==== Records shown ====
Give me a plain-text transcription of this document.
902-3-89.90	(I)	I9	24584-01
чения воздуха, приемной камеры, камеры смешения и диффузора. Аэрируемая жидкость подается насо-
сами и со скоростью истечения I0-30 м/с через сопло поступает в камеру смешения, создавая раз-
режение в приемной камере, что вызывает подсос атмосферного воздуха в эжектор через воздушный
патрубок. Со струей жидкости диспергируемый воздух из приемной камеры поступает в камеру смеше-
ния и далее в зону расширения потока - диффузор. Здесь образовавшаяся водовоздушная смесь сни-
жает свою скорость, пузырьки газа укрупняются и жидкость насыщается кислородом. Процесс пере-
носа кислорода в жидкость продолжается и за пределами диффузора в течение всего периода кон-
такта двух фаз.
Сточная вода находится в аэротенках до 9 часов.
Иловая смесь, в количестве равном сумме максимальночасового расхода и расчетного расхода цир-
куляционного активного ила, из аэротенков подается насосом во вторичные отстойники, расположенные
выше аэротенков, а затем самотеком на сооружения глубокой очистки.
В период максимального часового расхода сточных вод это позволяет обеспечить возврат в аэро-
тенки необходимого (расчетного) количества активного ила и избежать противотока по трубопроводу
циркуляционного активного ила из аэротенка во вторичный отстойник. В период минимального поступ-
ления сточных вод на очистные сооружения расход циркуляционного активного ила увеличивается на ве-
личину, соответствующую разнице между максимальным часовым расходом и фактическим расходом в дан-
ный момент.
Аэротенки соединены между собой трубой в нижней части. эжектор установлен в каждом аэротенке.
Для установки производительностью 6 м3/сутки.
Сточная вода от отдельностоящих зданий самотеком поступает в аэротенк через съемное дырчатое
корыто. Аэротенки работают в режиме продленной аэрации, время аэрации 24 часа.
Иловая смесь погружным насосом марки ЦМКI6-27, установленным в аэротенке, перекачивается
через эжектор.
====
Write out every entry verbatim.

Result for this exercise:
Give me a plain-text transcription of this document.
902-3-89.90	(I)	I9	24584-01
чения воздуха, приемной камеры, камеры смешения и диффузора. Аэрируемая жидкость подается насо-
сами и со скоростью истечения I0-30 м/с через сопло поступает в камеру смешения, создавая раз-
режение в приемной камере, что вызывает подсос атмосферного воздуха в эжектор через воздушный
патрубок. Со струей жидкости диспергируемый воздух из приемной камеры поступает в камеру смеше-
ния и далее в зону расширения потока - диффузор. Здесь образовавшаяся водовоздушная смесь сни-
жает свою скорость, пузырьки газа укрупняются и жидкость насыщается кислородом. Процесс пере-
носа кислорода в жидкость продолжается и за пределами диффузора в течение всего периода кон-
такта двух фаз.
Сточная вода находится в аэротенках до 9 часов.
Иловая смесь, в количестве равном сумме максимальночасового расхода и расчетного расхода цир-
куляционного активного ила, из аэротенков подается насосом во вторичные отстойники, расположенные
выше аэротенков, а затем самотеком на сооружения глубокой очистки.
В период максимального часового расхода сточных вод это позволяет обеспечить возврат в аэро-
тенки необходимого (расчетного) количества активного ила и избежать противотока по трубопроводу
циркуляционного активного ила из аэротенка во вторичный отстойник. В период минимального поступ-
ления сточных вод на очистные сооружения расход циркуляционного активного ила увеличивается на ве-
личину, соответствующую разнице между максимальным часовым расходом и фактическим расходом в дан-
ный момент.
Аэротенки соединены между собой трубой в нижней части. эжектор установлен в каждом аэротенке.
Для установки производительностью 6 м3/сутки.
Сточная вода от отдельностоящих зданий самотеком поступает в аэротенк через съемное дырчатое
корыто. Аэротенки работают в режиме продленной аэрации, время аэрации 24 часа.
Иловая смесь погружным насосом марки ЦМКI6-27, установленным в аэротенке, перекачивается
через эжектор.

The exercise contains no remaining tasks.